Items from a dataset:
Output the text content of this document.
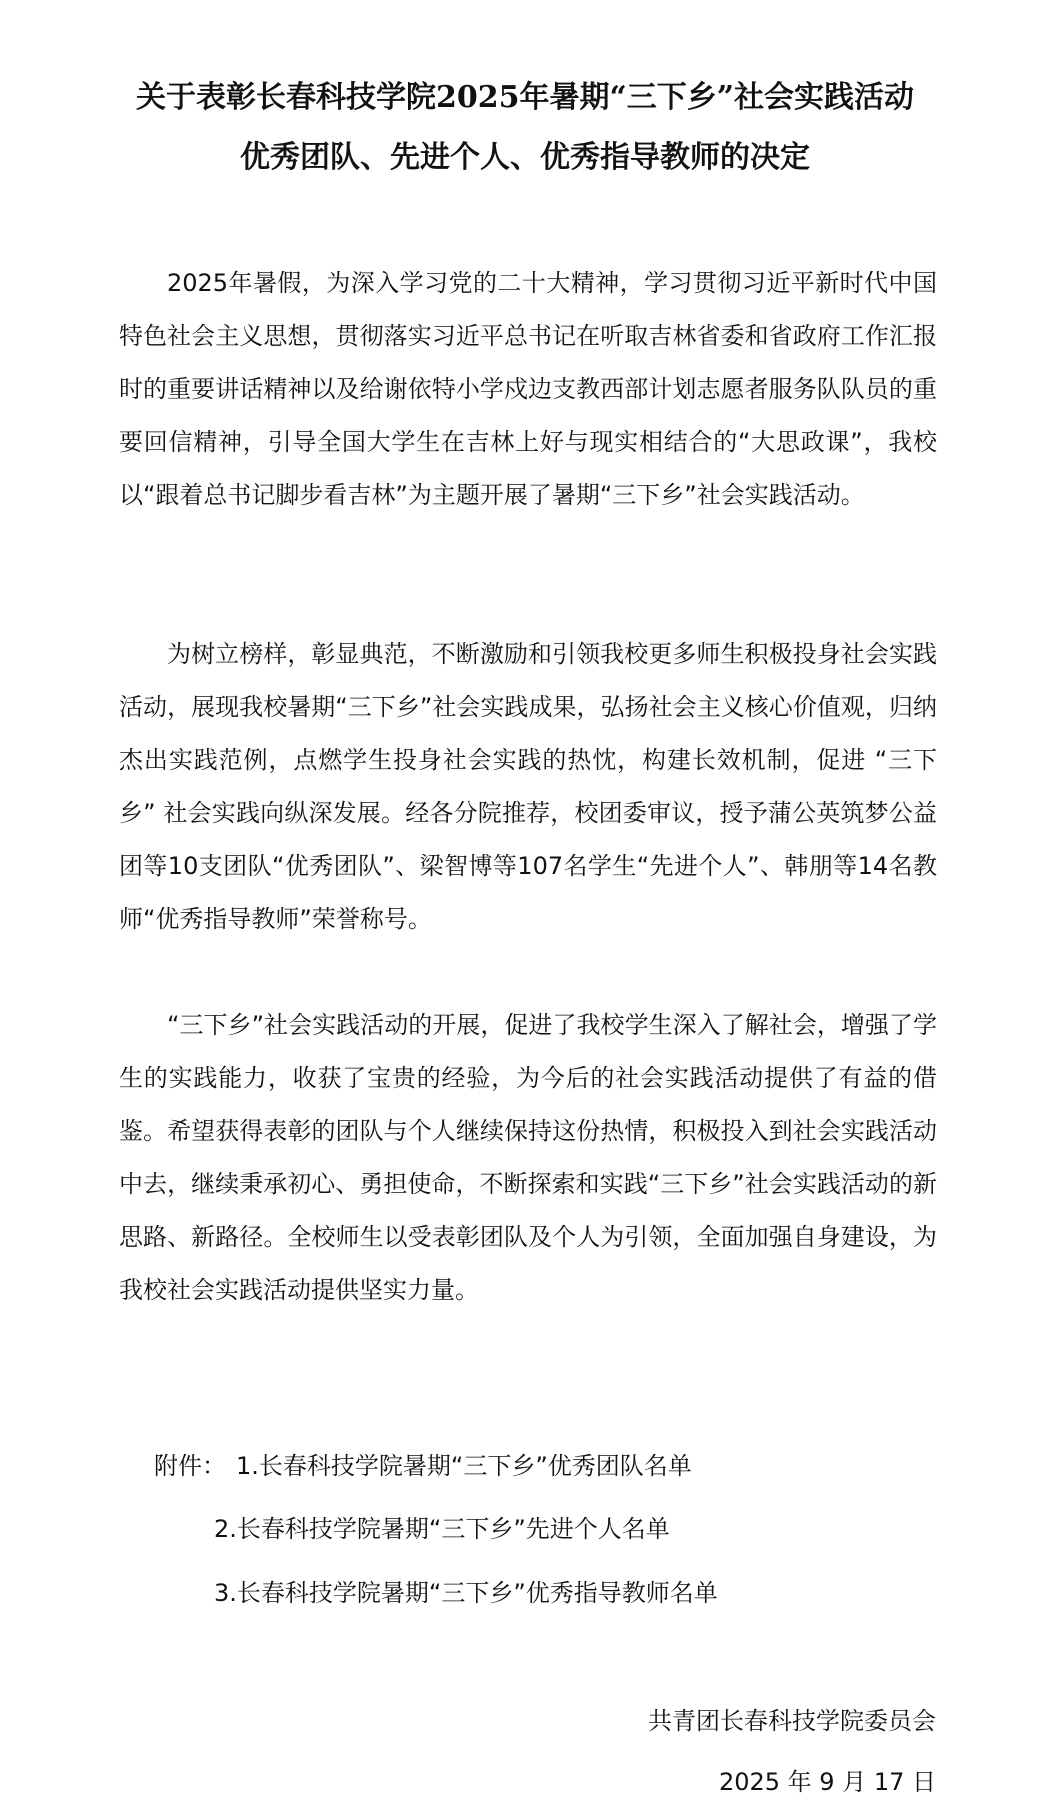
关于表彰长春科技学院2025年暑期“三下乡”社会实践活动
优秀团队、先进个人、优秀指导教师的决定

2025年暑假，为深入学习党的二十大精神，学习贯彻习近平新时代中国特色社会主义思想，贯彻落实习近平总书记在听取吉林省委和省政府工作汇报时的重要讲话精神以及给谢依特小学戍边支教西部计划志愿者服务队队员的重要回信精神，引导全国大学生在吉林上好与现实相结合的“大思政课”，我校以“跟着总书记脚步看吉林”为主题开展了暑期“三下乡”社会实践活动。

为树立榜样，彰显典范，不断激励和引领我校更多师生积极投身社会实践活动，展现我校暑期“三下乡”社会实践成果，弘扬社会主义核心价值观，归纳杰出实践范例，点燃学生投身社会实践的热忱，构建长效机制，促进 “三下乡” 社会实践向纵深发展。经各分院推荐，校团委审议，授予蒲公英筑梦公益团等10支团队“优秀团队”、梁智博等107名学生“先进个人”、韩朋等14名教师“优秀指导教师”荣誉称号。

“三下乡”社会实践活动的开展，促进了我校学生深入了解社会，增强了学生的实践能力，收获了宝贵的经验，为今后的社会实践活动提供了有益的借鉴。希望获得表彰的团队与个人继续保持这份热情，积极投入到社会实践活动中去，继续秉承初心、勇担使命，不断探索和实践“三下乡”社会实践活动的新思路、新路径。全校师生以受表彰团队及个人为引领，全面加强自身建设，为我校社会实践活动提供坚实力量。

附件： 1.长春科技学院暑期“三下乡”优秀团队名单
2.长春科技学院暑期“三下乡”先进个人名单
3.长春科技学院暑期“三下乡”优秀指导教师名单
共青团长春科技学院委员会
2025 年 9 月 17 日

▸ **The problem**
Write the lines above out again exactly, without any of their pictures.

▸ **Expected answer**
Output the text content of this document.
关于表彰长春科技学院2025年暑期“三下乡”社会实践活动
优秀团队、先进个人、优秀指导教师的决定

2025年暑假，为深入学习党的二十大精神，学习贯彻习近平新时代中国特色社会主义思想，贯彻落实习近平总书记在听取吉林省委和省政府工作汇报时的重要讲话精神以及给谢依特小学戍边支教西部计划志愿者服务队队员的重要回信精神，引导全国大学生在吉林上好与现实相结合的“大思政课”，我校以“跟着总书记脚步看吉林”为主题开展了暑期“三下乡”社会实践活动。

为树立榜样，彰显典范，不断激励和引领我校更多师生积极投身社会实践活动，展现我校暑期“三下乡”社会实践成果，弘扬社会主义核心价值观，归纳杰出实践范例，点燃学生投身社会实践的热忱，构建长效机制，促进 “三下乡” 社会实践向纵深发展。经各分院推荐，校团委审议，授予蒲公英筑梦公益团等10支团队“优秀团队”、梁智博等107名学生“先进个人”、韩朋等14名教师“优秀指导教师”荣誉称号。

“三下乡”社会实践活动的开展，促进了我校学生深入了解社会，增强了学生的实践能力，收获了宝贵的经验，为今后的社会实践活动提供了有益的借鉴。希望获得表彰的团队与个人继续保持这份热情，积极投入到社会实践活动中去，继续秉承初心、勇担使命，不断探索和实践“三下乡”社会实践活动的新思路、新路径。全校师生以受表彰团队及个人为引领，全面加强自身建设，为我校社会实践活动提供坚实力量。

附件： 1.长春科技学院暑期“三下乡”优秀团队名单
2.长春科技学院暑期“三下乡”先进个人名单
3.长春科技学院暑期“三下乡”优秀指导教师名单
共青团长春科技学院委员会
2025 年 9 月 17 日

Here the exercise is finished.